### TASK STATEMENT
Reproduce the listing lines from the one holding "x-axis-label: Yaş bbox=[185, 265, 195, 271]" through the one holding "x-tick-label: 19 bbox=[61, 257, 68, 263]", inclusive, and change every "x-tick-label" in them to "x-axis-tick" while keeping everything else unchanged.

══════════

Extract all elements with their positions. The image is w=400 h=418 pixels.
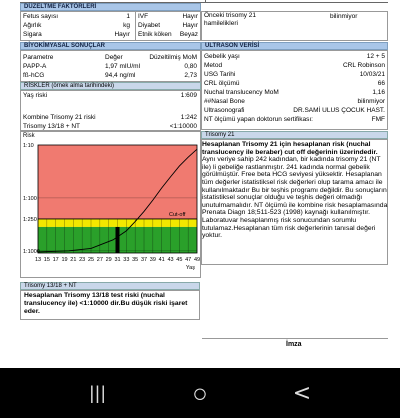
x-axis-label: Yaş bbox=[185, 265, 195, 271]
signature-label: İmza bbox=[286, 341, 302, 348]
risks-section-header: RİSKLER (örnek alma tarihindeki) bbox=[20, 82, 201, 90]
previous-trisomy-value: bilinmiyor bbox=[330, 13, 358, 20]
x-tick-label: 31 bbox=[114, 257, 121, 263]
correction-section-header: DÜZELTME FAKTÖRLERİ bbox=[20, 3, 201, 11]
y-tick-label: 1:10 bbox=[23, 143, 34, 149]
biochem-row: fß-hCG 94,4 ng/ml 2,73 bbox=[23, 72, 197, 79]
ultrasound-row: Nuchal translucency MoM 1,16 bbox=[204, 89, 385, 96]
correction-row: Sigara Hayır bbox=[23, 31, 130, 38]
trisomy21-text bbox=[202, 141, 390, 240]
ultrasound-row: Metod CRL Robinson bbox=[204, 62, 385, 69]
trisomy21-section-header: Trisomy 21 bbox=[201, 131, 388, 139]
risk-chart bbox=[21, 132, 202, 277]
x-tick-label: 35 bbox=[132, 257, 139, 263]
trisomy1318-text: Hesaplanan Trisomy 13/18 test riski (nuchal translucency ile) <1:10000 dir.Bu düşük riski işaret eder. bbox=[24, 292, 188, 315]
ultrasound-row: CRL ölçümü 66 bbox=[204, 80, 385, 87]
home-button[interactable] bbox=[180, 377, 220, 408]
x-tick-label: 47 bbox=[185, 257, 192, 263]
cutoff-label: Cut-off bbox=[169, 211, 186, 218]
y-tick-label: 1:1000 bbox=[23, 248, 40, 255]
ultrasound-row: NT ölçümü yapan doktorun sertifikası: FMF bbox=[204, 116, 385, 123]
x-tick-label: 39 bbox=[149, 257, 156, 263]
biochem-section-header: BİYOKİMYASAL SONUÇLAR bbox=[20, 42, 201, 50]
ultrasound-row: USG Tarihi 10/03/21 bbox=[204, 71, 385, 78]
back-button[interactable] bbox=[282, 380, 322, 406]
trisomy1318-section-header: Trisomy 13/18 + NT bbox=[20, 282, 200, 290]
risk-chart-box bbox=[20, 131, 201, 278]
x-tick-label: 19 bbox=[61, 257, 68, 263]
biochem-row: PAPP-A 1,97 mIU/ml 0,80 bbox=[23, 63, 197, 70]
x-tick-label: 29 bbox=[105, 257, 112, 263]
ultrasound-row: ##Nasal Bone bilinmiyor bbox=[204, 98, 385, 105]
x-tick-label: 27 bbox=[96, 257, 103, 263]
trisomy21-result-body: Aynı veriye sahip 242 kadından, bir kadında trisomy 21 (NT ile) li gebeliğe rastlanmıştır. 241 kadında normal gebelik görülmüştür. Free beta HCG seviyesi yüksektir. Hesaplanan tüm değerler istatistiksel risk değerleri olup tarama amacı ile kullanılmaktadır Bu bir teşhis programı değildir. Bu sonuçların istatistiksel sonuçlar olduğu ve teşhis değeri olmadığı unutulmamalıdır. NT ölçümü ile kombine risk hesaplamasında Prenata Diagn 18;511-523 (1998) kaynağı kullanılmıştır. Laboratuvar hesaplanmış risk sonucundan sorumlu tutulamaz.Hesaplanan tüm risk değerlerinin tanısal değeri yoktur. bbox=[202, 156, 388, 240]
x-tick-label: 41 bbox=[158, 257, 165, 263]
correction-row: Etnik köken Beyaz bbox=[138, 31, 198, 38]
x-tick-label: 37 bbox=[140, 257, 148, 263]
previous-trisomy-label: Önceki trisomy 21 hamilelikleri bbox=[204, 12, 257, 27]
signature-line bbox=[202, 338, 388, 339]
recent-apps-icon: ||| bbox=[89, 382, 107, 403]
x-tick-label: 25 bbox=[87, 257, 95, 263]
trisomy21-result-bold: Hesaplanan Trisomy 21 için hesaplanan risk (nuchal translucency ile beraber) cut off değerinin üzerindedir. bbox=[202, 141, 378, 156]
x-tick-label: 15 bbox=[43, 257, 50, 263]
x-tick-label: 49 bbox=[193, 257, 201, 263]
ultrasound-section-header: ULTRASON VERİSİ bbox=[201, 42, 388, 50]
x-tick-label: 33 bbox=[123, 257, 130, 263]
recent-apps-button[interactable] bbox=[78, 380, 118, 406]
correction-row: Fetus sayısı 1 bbox=[23, 13, 130, 20]
biochem-header-row: Parametre Değer Düzeltilmiş MoM bbox=[23, 54, 197, 61]
ultrasound-row: Gebelik yaşı 12 + 5 bbox=[204, 53, 385, 60]
patient-age-marker bbox=[116, 227, 120, 253]
high-risk-area bbox=[38, 145, 197, 219]
x-tick-label: 43 bbox=[167, 257, 174, 263]
x-tick-label: 13 bbox=[34, 257, 42, 263]
risk-row-t1318: Trisomy 13/18 + NT <1:10000 bbox=[23, 123, 197, 130]
correction-row: Diyabet Hayır bbox=[138, 22, 198, 29]
x-tick-label: 17 bbox=[52, 257, 59, 263]
y-tick-label: 1:250 bbox=[23, 216, 37, 223]
x-tick-label: 45 bbox=[176, 257, 183, 263]
ultrasound-row: Ultrasonografi DR.SAMİ ULUS ÇOCUK HAST. bbox=[204, 107, 385, 114]
chart-title: Risk bbox=[23, 133, 35, 139]
android-navigation-bar bbox=[0, 368, 400, 418]
correction-row: IVF Hayır bbox=[138, 13, 198, 20]
x-tick-label: 21 bbox=[70, 257, 77, 263]
home-icon: ○ bbox=[192, 377, 208, 408]
risk-row-t21: Kombine Trisomy 21 riski 1:242 bbox=[23, 114, 197, 121]
correction-row: Ağırlık kg bbox=[23, 22, 130, 29]
risk-row-age: Yaş riski 1:609 bbox=[23, 92, 197, 99]
back-icon: < bbox=[292, 380, 312, 406]
x-tick-label: 23 bbox=[79, 257, 86, 263]
y-tick-label: 1:100 bbox=[23, 195, 37, 202]
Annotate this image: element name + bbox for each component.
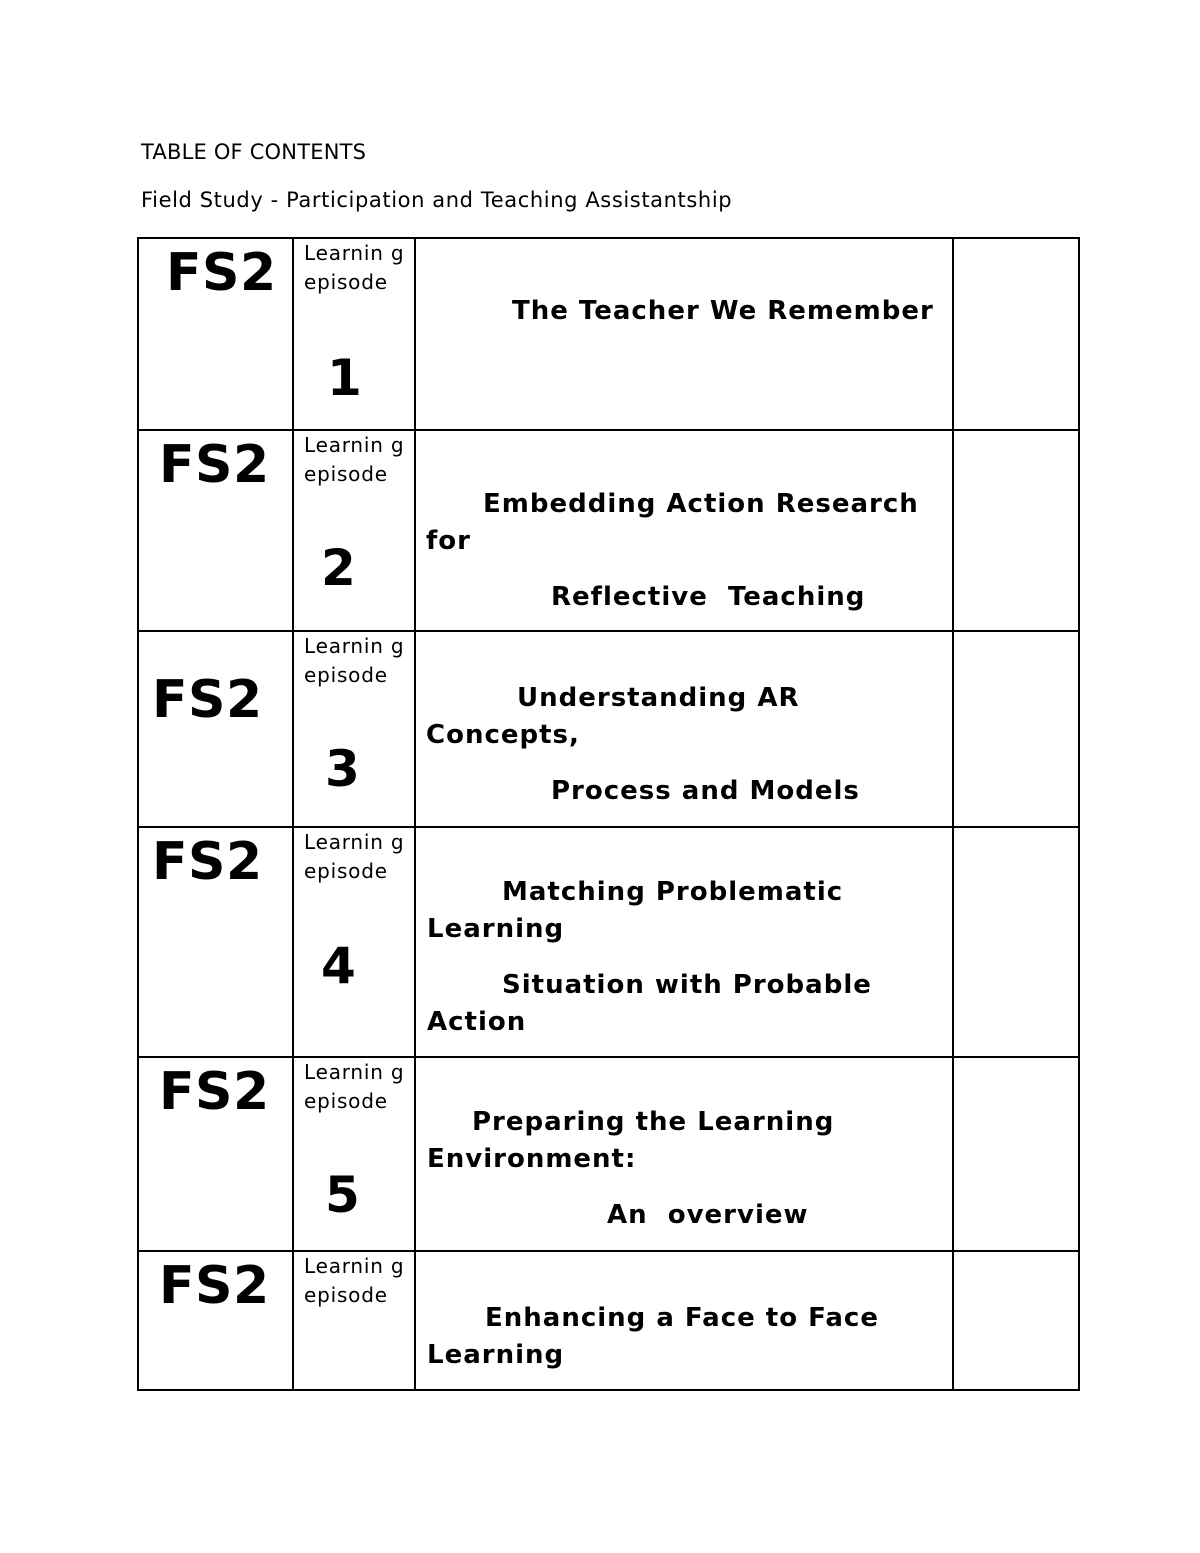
- episode-label: Learnin g episode: [304, 634, 405, 687]
- episode-title-line: The Teacher We Remember: [512, 296, 934, 326]
- page-cell: [953, 238, 1079, 430]
- episode-title-cell: [415, 631, 953, 827]
- episode-title-cell: [415, 238, 953, 430]
- episode-cell: [293, 827, 415, 1057]
- table-row: [138, 631, 1079, 827]
- episode-number: 1: [327, 349, 362, 407]
- episode-title-line: Environment:: [427, 1144, 637, 1174]
- episode-title-cell: [415, 1251, 953, 1390]
- course-code: FS2: [159, 435, 270, 495]
- course-code-cell: [138, 1251, 293, 1390]
- course-code: FS2: [152, 670, 263, 730]
- table-row: [138, 430, 1079, 631]
- document-heading: TABLE OF CONTENTS: [141, 140, 367, 164]
- episode-number: 4: [321, 937, 356, 995]
- document-subheading: Field Study - Participation and Teaching Assistantship: [141, 188, 733, 212]
- episode-title-cell: [415, 430, 953, 631]
- episode-title-line: Preparing the Learning: [472, 1107, 835, 1137]
- episode-cell: [293, 1057, 415, 1251]
- page-cell: [953, 631, 1079, 827]
- episode-cell: [293, 631, 415, 827]
- episode-title-line: Learning: [427, 914, 565, 944]
- contents-table: [137, 237, 1080, 1391]
- episode-label: Learnin g episode: [304, 1254, 405, 1307]
- episode-label: Learnin g episode: [304, 433, 405, 486]
- table-row: [138, 827, 1079, 1057]
- episode-title-line: Concepts,: [426, 720, 580, 750]
- episode-title-line: An overview: [607, 1200, 809, 1230]
- episode-label: Learnin g episode: [304, 241, 405, 294]
- episode-title-line: Learning: [427, 1340, 565, 1370]
- episode-title-line: Situation with Probable: [502, 970, 872, 1000]
- episode-title-cell: [415, 827, 953, 1057]
- course-code: FS2: [159, 1062, 270, 1122]
- episode-title-line: Enhancing a Face to Face: [485, 1303, 879, 1333]
- table-row: [138, 1251, 1079, 1390]
- episode-title-line: Process and Models: [551, 776, 860, 806]
- episode-label: Learnin g episode: [304, 1060, 405, 1113]
- episode-title-line: Reflective Teaching: [551, 582, 866, 612]
- course-code-cell: [138, 1057, 293, 1251]
- page-cell: [953, 430, 1079, 631]
- course-code-cell: [138, 827, 293, 1057]
- course-code-cell: [138, 430, 293, 631]
- course-code-cell: [138, 631, 293, 827]
- episode-number: 2: [321, 539, 356, 597]
- table-row: [138, 238, 1079, 430]
- episode-title-line: Understanding AR: [517, 683, 800, 713]
- course-code-cell: [138, 238, 293, 430]
- episode-title-line: Matching Problematic: [502, 877, 844, 907]
- episode-cell: [293, 430, 415, 631]
- episode-title-cell: [415, 1057, 953, 1251]
- table-row: [138, 1057, 1079, 1251]
- page-cell: [953, 827, 1079, 1057]
- episode-number: 5: [325, 1166, 360, 1224]
- episode-cell: [293, 238, 415, 430]
- episode-cell: [293, 1251, 415, 1390]
- course-code: FS2: [159, 1256, 270, 1316]
- course-code: FS2: [166, 243, 277, 303]
- episode-number: 3: [325, 740, 360, 798]
- page-cell: [953, 1057, 1079, 1251]
- episode-title-line: Action: [427, 1007, 527, 1037]
- episode-title-line: Embedding Action Research: [483, 489, 919, 519]
- episode-title-line: for: [426, 526, 471, 556]
- course-code: FS2: [152, 832, 263, 892]
- page-cell: [953, 1251, 1079, 1390]
- episode-label: Learnin g episode: [304, 830, 405, 883]
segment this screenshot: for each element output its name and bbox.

══════════

### SOLUTION TO THE EXERCISE
x-axis-label: Yaş bbox=[185, 265, 195, 271]
signature-label: İmza bbox=[286, 341, 302, 348]
risks-section-header: RİSKLER (örnek alma tarihindeki) bbox=[20, 82, 201, 90]
previous-trisomy-value: bilinmiyor bbox=[330, 13, 358, 20]
x-axis-tick: 31 bbox=[114, 257, 121, 263]
correction-section-header: DÜZELTME FAKTÖRLERİ bbox=[20, 3, 201, 11]
y-tick-label: 1:10 bbox=[23, 143, 34, 149]
biochem-row: fß-hCG 94,4 ng/ml 2,73 bbox=[23, 72, 197, 79]
ultrasound-row: Nuchal translucency MoM 1,16 bbox=[204, 89, 385, 96]
correction-row: Sigara Hayır bbox=[23, 31, 130, 38]
trisomy21-text bbox=[202, 141, 390, 240]
ultrasound-row: Metod CRL Robinson bbox=[204, 62, 385, 69]
trisomy21-section-header: Trisomy 21 bbox=[201, 131, 388, 139]
risk-chart bbox=[21, 132, 202, 277]
x-axis-tick: 35 bbox=[132, 257, 139, 263]
trisomy1318-text: Hesaplanan Trisomy 13/18 test riski (nuchal translucency ile) <1:10000 dir.Bu düşük riski işaret eder. bbox=[24, 292, 188, 315]
ultrasound-row: CRL ölçümü 66 bbox=[204, 80, 385, 87]
home-button[interactable] bbox=[180, 377, 220, 408]
x-axis-tick: 47 bbox=[185, 257, 192, 263]
cutoff-label: Cut-off bbox=[169, 211, 186, 218]
y-tick-label: 1:1000 bbox=[23, 248, 40, 255]
ultrasound-row: NT ölçümü yapan doktorun sertifikası: FMF bbox=[204, 116, 385, 123]
x-axis-tick: 39 bbox=[149, 257, 156, 263]
biochem-section-header: BİYOKİMYASAL SONUÇLAR bbox=[20, 42, 201, 50]
ultrasound-row: USG Tarihi 10/03/21 bbox=[204, 71, 385, 78]
back-button[interactable] bbox=[282, 380, 322, 406]
trisomy1318-section-header: Trisomy 13/18 + NT bbox=[20, 282, 200, 290]
risk-chart-box bbox=[20, 131, 201, 278]
x-axis-tick: 19 bbox=[61, 257, 68, 263]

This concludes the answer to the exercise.